Bellezza arte e fede. Le tele di Francesca Mele a Carmiano
Dieci anni fa, sull’altare maggiore della chiesa intitolata
di Antonietta Fulvio
a Sant’Antonio Abate, veniva collocato il ciclo pittorico realizzato
dall’artista novolese
CARMIANO (LECCE). Bellezza, arte e fede. Un trinomio, per dirla con termini matematici, che da sempre sta alla base delle grandi opere artistiche che impreziosiscono le chiese di tutt’Italia. In giro nel Salento, alla ricerca di luoghi da ri-scoprire ci si imbatte a Carmiano, quasi per caso, nella Chiesa di Sant’Antonio Abate la cui architettura semplice e moderna rimanda agli anni settanta. Non ce ne voglia la Diocesi ma l’esterno appare poco più che un cubo di cemento sorretto ai lati da due pareti curve che superando il corpo centrale, sorreggono la torre campanaria destra, e la croce a sinistra, lontana dallo sfarzo dei ricami in pietra leccese cui ci ha abituato la visione del barocco – anche minore – che caratterizza il territorio. La vera sorpresa la riserva l’interno.
|---|
Secondo l'articolo sulle tele di Francesca Mele a Carmiano, a quale decennio rimanda l'architettura della Chiesa di Sant'Antonio Abate? Le voci costituiscono materiale distinto dall'articolo.

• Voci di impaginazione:
|---|
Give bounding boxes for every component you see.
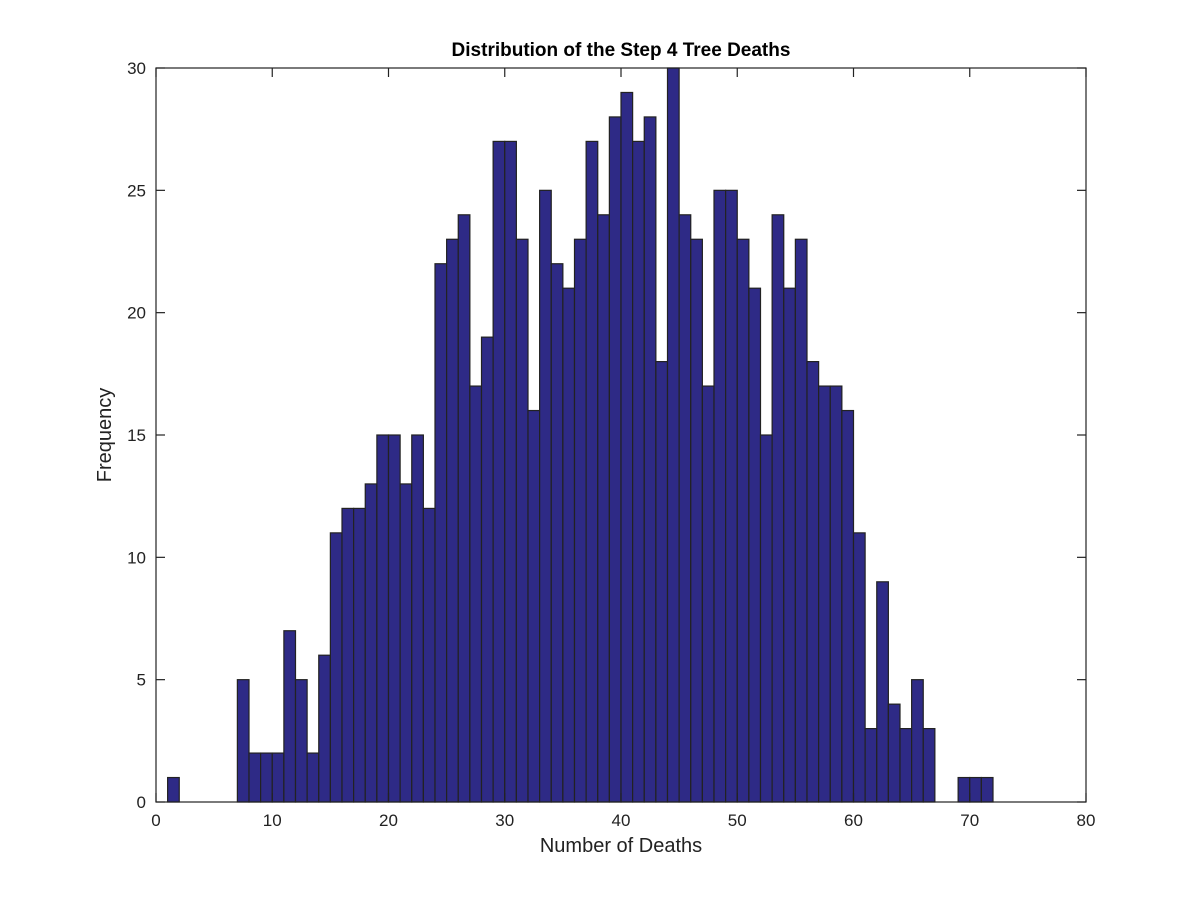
y-axis-label: Frequency — [94, 388, 116, 483]
histogram-bar — [701, 385, 715, 803]
histogram-bar — [783, 287, 796, 803]
histogram-bar — [690, 238, 703, 803]
histogram-bar — [748, 287, 762, 803]
histogram-bar — [492, 140, 506, 803]
y-tick-label: 10 — [127, 548, 146, 567]
histogram-bar — [736, 238, 750, 803]
histogram-bar — [364, 483, 378, 803]
x-tick-label: 0 — [151, 811, 160, 830]
histogram-bar — [852, 532, 866, 803]
histogram-bar — [539, 189, 552, 803]
histogram-bar — [620, 91, 634, 803]
histogram-bar — [294, 679, 308, 803]
y-tick-label: 20 — [127, 304, 146, 323]
histogram-bar — [969, 776, 982, 803]
histogram-bar — [248, 752, 262, 803]
x-tick-label: 50 — [728, 811, 747, 830]
histogram-bar — [329, 532, 343, 803]
histogram-bar — [794, 238, 808, 803]
histogram-bar — [585, 140, 599, 803]
y-axis-ticks: 0 5 10 15 20 25 30 — [127, 59, 1086, 812]
histogram-bar — [725, 189, 738, 803]
histogram-bar — [550, 263, 564, 803]
histogram-bar — [469, 385, 483, 803]
histogram-bar — [515, 238, 529, 803]
histogram-bar — [167, 776, 180, 803]
histogram-bar — [911, 679, 924, 803]
histogram-bar — [562, 287, 576, 803]
histogram-bar — [608, 116, 622, 803]
x-axis-label: Number of Deaths — [540, 835, 702, 857]
x-tick-label: 20 — [379, 811, 398, 830]
histogram-bar — [655, 361, 669, 803]
histogram-bar — [480, 336, 494, 803]
y-tick-label: 15 — [127, 426, 146, 445]
histogram-bar — [260, 752, 273, 803]
y-tick-label: 30 — [127, 59, 146, 78]
histogram-bar — [422, 507, 436, 803]
histogram-bar — [527, 409, 541, 803]
histogram-bar — [306, 752, 320, 803]
histogram-bar — [504, 140, 517, 803]
x-tick-label: 10 — [263, 811, 282, 830]
histogram-bar — [864, 727, 878, 803]
bars-group — [167, 67, 994, 803]
histogram-bar — [573, 238, 587, 803]
histogram-bar — [643, 116, 657, 803]
x-tick-label: 40 — [612, 811, 631, 830]
histogram-bar — [666, 67, 680, 803]
histogram-bar — [457, 214, 471, 803]
x-axis-ticks: 0 10 20 30 40 50 60 70 80 — [151, 68, 1095, 830]
histogram-bar — [387, 434, 401, 803]
histogram-bar — [887, 703, 901, 803]
x-tick-label: 30 — [495, 811, 514, 830]
x-tick-label: 70 — [960, 811, 979, 830]
histogram-bar — [771, 214, 785, 803]
y-tick-label: 5 — [137, 671, 146, 690]
histogram-bar — [283, 630, 297, 803]
histogram-bar — [271, 752, 285, 803]
histogram-bar — [980, 776, 994, 803]
histogram-bar — [376, 434, 390, 803]
y-tick-label: 0 — [137, 793, 146, 812]
histogram-bar — [434, 263, 448, 803]
histogram-bar — [841, 409, 855, 803]
y-tick-label: 25 — [127, 181, 146, 200]
histogram-bar — [411, 434, 424, 803]
histogram-bar — [876, 581, 889, 803]
histogram-bar — [341, 507, 355, 803]
x-tick-label: 80 — [1077, 811, 1096, 830]
histogram-bar — [678, 214, 692, 803]
histogram-bar — [318, 654, 331, 803]
histogram-bar — [818, 385, 831, 803]
histogram-bar — [922, 727, 936, 803]
x-tick-label: 60 — [844, 811, 863, 830]
histogram-bar — [399, 483, 413, 803]
histogram-bar — [632, 140, 645, 803]
histogram-bar — [957, 776, 971, 803]
chart-title: Distribution of the Step 4 Tree Deaths — [452, 40, 791, 61]
histogram-bar — [829, 385, 843, 803]
histogram-bar — [899, 727, 913, 803]
histogram-bar — [597, 214, 610, 803]
histogram-bar — [446, 238, 459, 803]
histogram-bar — [759, 434, 773, 803]
histogram-bar — [806, 361, 820, 803]
histogram-bar — [236, 679, 250, 803]
histogram-bar — [713, 189, 727, 803]
histogram-bar — [353, 507, 366, 803]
|---|
• Risposta all'esercizio:
Agli anni settanta.